# Task prompt:
Transcribe every entry word for word, leaving out all images.
──────── The input
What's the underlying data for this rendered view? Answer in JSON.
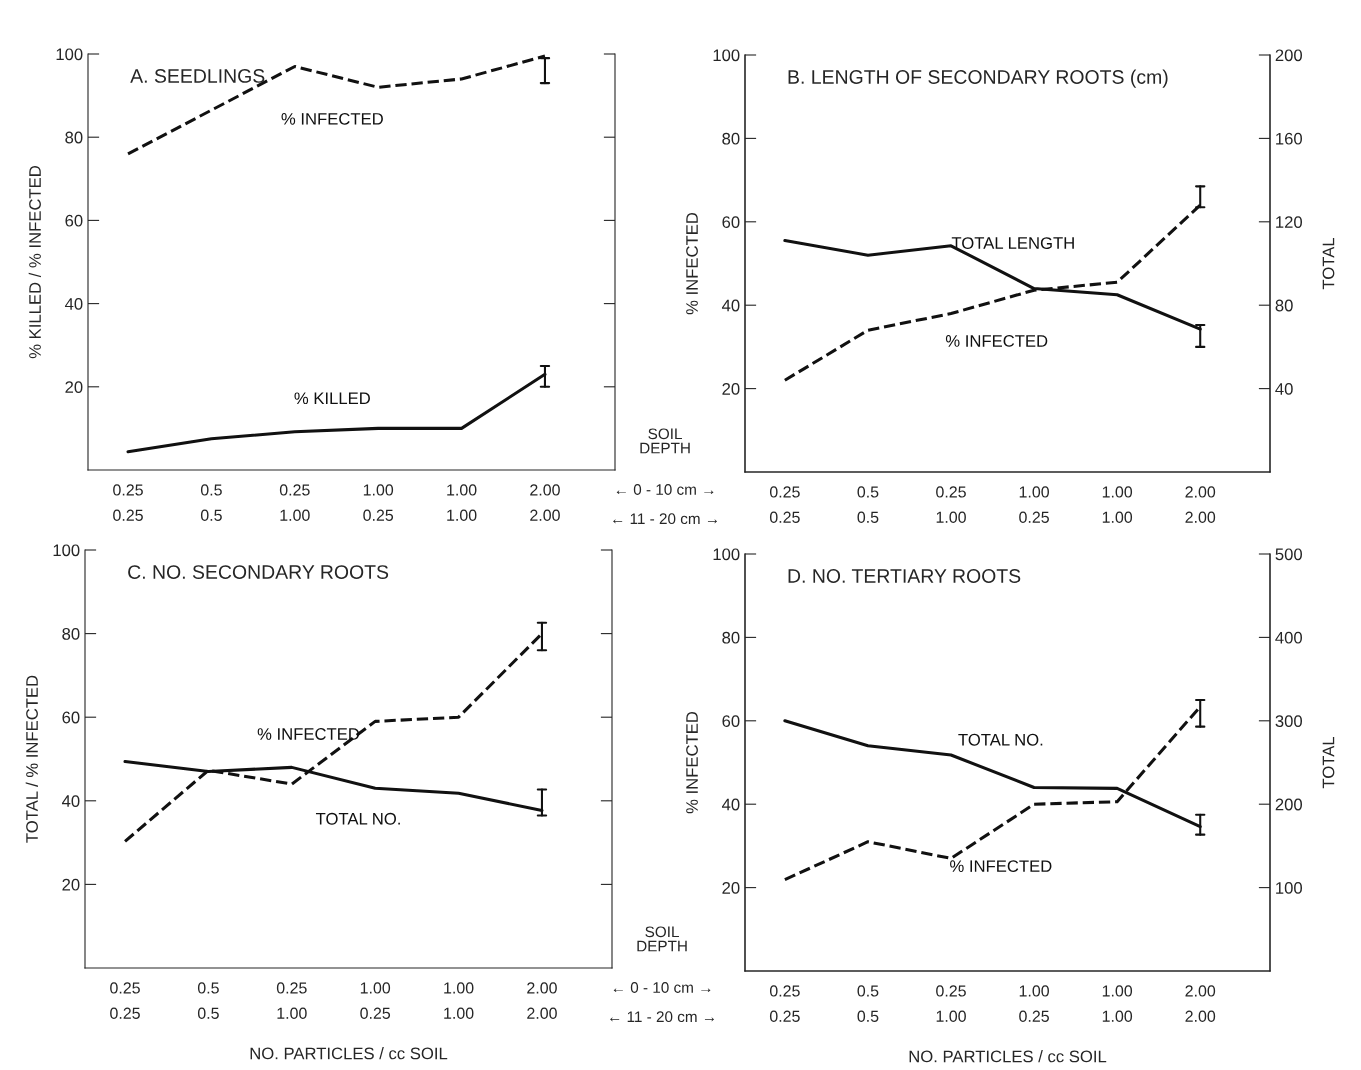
{
  "chart_data": [
    {
      "type": "line",
      "title": "A. SEEDLINGS",
      "ylabel": "% KILLED / % INFECTED",
      "categories": [
        "0.25\n0.25",
        "0.5\n0.5",
        "0.25\n1.00",
        "1.00\n0.25",
        "1.00\n1.00",
        "2.00\n2.00"
      ],
      "ylim": [
        0,
        100
      ],
      "yticks": [
        20,
        40,
        60,
        80,
        100
      ],
      "grid": false,
      "legend": false,
      "marker": "none",
      "annotations": [
        "SOIL\nDEPTH",
        "← 0 - 10 cm →",
        "← 11 - 20 cm →"
      ],
      "series": [
        {
          "name": "% INFECTED",
          "color": "#111111",
          "line_style": "dashed",
          "values": [
            76,
            86.5,
            97,
            92,
            94,
            99.5
          ],
          "errors": [
            null,
            null,
            null,
            null,
            null,
            [
              93,
              99
            ]
          ]
        },
        {
          "name": "% KILLED",
          "color": "#111111",
          "line_style": "solid",
          "values": [
            4.4,
            7.5,
            9.2,
            10,
            10,
            23
          ],
          "errors": [
            null,
            null,
            null,
            null,
            null,
            [
              20,
              25
            ]
          ]
        }
      ]
    },
    {
      "type": "line",
      "title": "B. LENGTH OF SECONDARY ROOTS (cm)",
      "ylabel": "% INFECTED",
      "y2label": "TOTAL",
      "categories": [
        "0.25\n0.25",
        "0.5\n0.5",
        "0.25\n1.00",
        "1.00\n0.25",
        "1.00\n1.00",
        "2.00\n2.00"
      ],
      "ylim": [
        0,
        100
      ],
      "yticks": [
        20,
        40,
        60,
        80,
        100
      ],
      "y2lim": [
        0,
        200
      ],
      "y2ticks": [
        40,
        80,
        120,
        160,
        200
      ],
      "grid": false,
      "legend": false,
      "marker": "none",
      "series": [
        {
          "name": "TOTAL LENGTH",
          "color": "#111111",
          "line_style": "solid",
          "axis": "y2",
          "values": [
            111,
            104,
            108.5,
            88,
            85,
            68.5
          ],
          "errors": [
            null,
            null,
            null,
            null,
            null,
            [
              60,
              70.5
            ]
          ]
        },
        {
          "name": "% INFECTED",
          "color": "#111111",
          "line_style": "dashed",
          "values": [
            22,
            34,
            38,
            43.6,
            45.5,
            64
          ],
          "errors": [
            null,
            null,
            null,
            null,
            null,
            [
              63.5,
              68.5
            ]
          ]
        }
      ]
    },
    {
      "type": "line",
      "title": "C. NO. SECONDARY ROOTS",
      "ylabel": "TOTAL / % INFECTED",
      "xlabel": "NO. PARTICLES / cc SOIL",
      "categories": [
        "0.25\n0.25",
        "0.5\n0.5",
        "0.25\n1.00",
        "1.00\n0.25",
        "1.00\n1.00",
        "2.00\n2.00"
      ],
      "ylim": [
        0,
        100
      ],
      "yticks": [
        20,
        40,
        60,
        80,
        100
      ],
      "grid": false,
      "legend": false,
      "marker": "none",
      "annotations": [
        "SOIL\nDEPTH",
        "← 0 - 10 cm →",
        "← 11 - 20 cm →"
      ],
      "series": [
        {
          "name": "% INFECTED",
          "color": "#111111",
          "line_style": "dashed",
          "values": [
            30.3,
            47.3,
            44,
            59,
            60,
            80
          ],
          "errors": [
            null,
            null,
            null,
            null,
            null,
            [
              76,
              82.6
            ]
          ]
        },
        {
          "name": "TOTAL NO.",
          "color": "#111111",
          "line_style": "solid",
          "values": [
            49.4,
            47,
            48,
            43,
            41.8,
            37.7
          ],
          "errors": [
            null,
            null,
            null,
            null,
            null,
            [
              36.5,
              42.7
            ]
          ]
        }
      ]
    },
    {
      "type": "line",
      "title": "D. NO. TERTIARY ROOTS",
      "ylabel": "% INFECTED",
      "y2label": "TOTAL",
      "xlabel": "NO. PARTICLES / cc SOIL",
      "categories": [
        "0.25\n0.25",
        "0.5\n0.5",
        "0.25\n1.00",
        "1.00\n0.25",
        "1.00\n1.00",
        "2.00\n2.00"
      ],
      "ylim": [
        0,
        100
      ],
      "yticks": [
        20,
        40,
        60,
        80,
        100
      ],
      "y2lim": [
        0,
        500
      ],
      "y2ticks": [
        100,
        200,
        300,
        400,
        500
      ],
      "grid": false,
      "legend": false,
      "marker": "none",
      "series": [
        {
          "name": "TOTAL NO.",
          "color": "#111111",
          "line_style": "solid",
          "axis": "y2",
          "values": [
            300,
            270,
            259,
            220,
            219,
            173
          ],
          "errors": [
            null,
            null,
            null,
            null,
            null,
            [
              163.5,
              187.4
            ]
          ]
        },
        {
          "name": "% INFECTED",
          "color": "#111111",
          "line_style": "dashed",
          "values": [
            21.9,
            31,
            27,
            40,
            40.6,
            63.4
          ],
          "errors": [
            null,
            null,
            null,
            null,
            null,
            [
              58.6,
              65
            ]
          ]
        }
      ]
    }
  ]
}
────────────────
# Final answer:
What's the underlying data for this rendered view? Answer in JSON.
{
  "chart_data": [
    {
      "type": "line",
      "title": "A. SEEDLINGS",
      "ylabel": "% KILLED / % INFECTED",
      "categories": [
        "0.25\n0.25",
        "0.5\n0.5",
        "0.25\n1.00",
        "1.00\n0.25",
        "1.00\n1.00",
        "2.00\n2.00"
      ],
      "ylim": [
        0,
        100
      ],
      "yticks": [
        20,
        40,
        60,
        80,
        100
      ],
      "grid": false,
      "legend": false,
      "marker": "none",
      "annotations": [
        "SOIL\nDEPTH",
        "← 0 - 10 cm →",
        "← 11 - 20 cm →"
      ],
      "series": [
        {
          "name": "% INFECTED",
          "color": "#111111",
          "line_style": "dashed",
          "values": [
            76,
            86.5,
            97,
            92,
            94,
            99.5
          ],
          "errors": [
            null,
            null,
            null,
            null,
            null,
            [
              93,
              99
            ]
          ]
        },
        {
          "name": "% KILLED",
          "color": "#111111",
          "line_style": "solid",
          "values": [
            4.4,
            7.5,
            9.2,
            10,
            10,
            23
          ],
          "errors": [
            null,
            null,
            null,
            null,
            null,
            [
              20,
              25
            ]
          ]
        }
      ]
    },
    {
      "type": "line",
      "title": "B. LENGTH OF SECONDARY ROOTS (cm)",
      "ylabel": "% INFECTED",
      "y2label": "TOTAL",
      "categories": [
        "0.25\n0.25",
        "0.5\n0.5",
        "0.25\n1.00",
        "1.00\n0.25",
        "1.00\n1.00",
        "2.00\n2.00"
      ],
      "ylim": [
        0,
        100
      ],
      "yticks": [
        20,
        40,
        60,
        80,
        100
      ],
      "y2lim": [
        0,
        200
      ],
      "y2ticks": [
        40,
        80,
        120,
        160,
        200
      ],
      "grid": false,
      "legend": false,
      "marker": "none",
      "series": [
        {
          "name": "TOTAL LENGTH",
          "color": "#111111",
          "line_style": "solid",
          "axis": "y2",
          "values": [
            111,
            104,
            108.5,
            88,
            85,
            68.5
          ],
          "errors": [
            null,
            null,
            null,
            null,
            null,
            [
              60,
              70.5
            ]
          ]
        },
        {
          "name": "% INFECTED",
          "color": "#111111",
          "line_style": "dashed",
          "values": [
            22,
            34,
            38,
            43.6,
            45.5,
            64
          ],
          "errors": [
            null,
            null,
            null,
            null,
            null,
            [
              63.5,
              68.5
            ]
          ]
        }
      ]
    },
    {
      "type": "line",
      "title": "C. NO. SECONDARY ROOTS",
      "ylabel": "TOTAL / % INFECTED",
      "xlabel": "NO. PARTICLES / cc SOIL",
      "categories": [
        "0.25\n0.25",
        "0.5\n0.5",
        "0.25\n1.00",
        "1.00\n0.25",
        "1.00\n1.00",
        "2.00\n2.00"
      ],
      "ylim": [
        0,
        100
      ],
      "yticks": [
        20,
        40,
        60,
        80,
        100
      ],
      "grid": false,
      "legend": false,
      "marker": "none",
      "annotations": [
        "SOIL\nDEPTH",
        "← 0 - 10 cm →",
        "← 11 - 20 cm →"
      ],
      "series": [
        {
          "name": "% INFECTED",
          "color": "#111111",
          "line_style": "dashed",
          "values": [
            30.3,
            47.3,
            44,
            59,
            60,
            80
          ],
          "errors": [
            null,
            null,
            null,
            null,
            null,
            [
              76,
              82.6
            ]
          ]
        },
        {
          "name": "TOTAL NO.",
          "color": "#111111",
          "line_style": "solid",
          "values": [
            49.4,
            47,
            48,
            43,
            41.8,
            37.7
          ],
          "errors": [
            null,
            null,
            null,
            null,
            null,
            [
              36.5,
              42.7
            ]
          ]
        }
      ]
    },
    {
      "type": "line",
      "title": "D. NO. TERTIARY ROOTS",
      "ylabel": "% INFECTED",
      "y2label": "TOTAL",
      "xlabel": "NO. PARTICLES / cc SOIL",
      "categories": [
        "0.25\n0.25",
        "0.5\n0.5",
        "0.25\n1.00",
        "1.00\n0.25",
        "1.00\n1.00",
        "2.00\n2.00"
      ],
      "ylim": [
        0,
        100
      ],
      "yticks": [
        20,
        40,
        60,
        80,
        100
      ],
      "y2lim": [
        0,
        500
      ],
      "y2ticks": [
        100,
        200,
        300,
        400,
        500
      ],
      "grid": false,
      "legend": false,
      "marker": "none",
      "series": [
        {
          "name": "TOTAL NO.",
          "color": "#111111",
          "line_style": "solid",
          "axis": "y2",
          "values": [
            300,
            270,
            259,
            220,
            219,
            173
          ],
          "errors": [
            null,
            null,
            null,
            null,
            null,
            [
              163.5,
              187.4
            ]
          ]
        },
        {
          "name": "% INFECTED",
          "color": "#111111",
          "line_style": "dashed",
          "values": [
            21.9,
            31,
            27,
            40,
            40.6,
            63.4
          ],
          "errors": [
            null,
            null,
            null,
            null,
            null,
            [
              58.6,
              65
            ]
          ]
        }
      ]
    }
  ]
}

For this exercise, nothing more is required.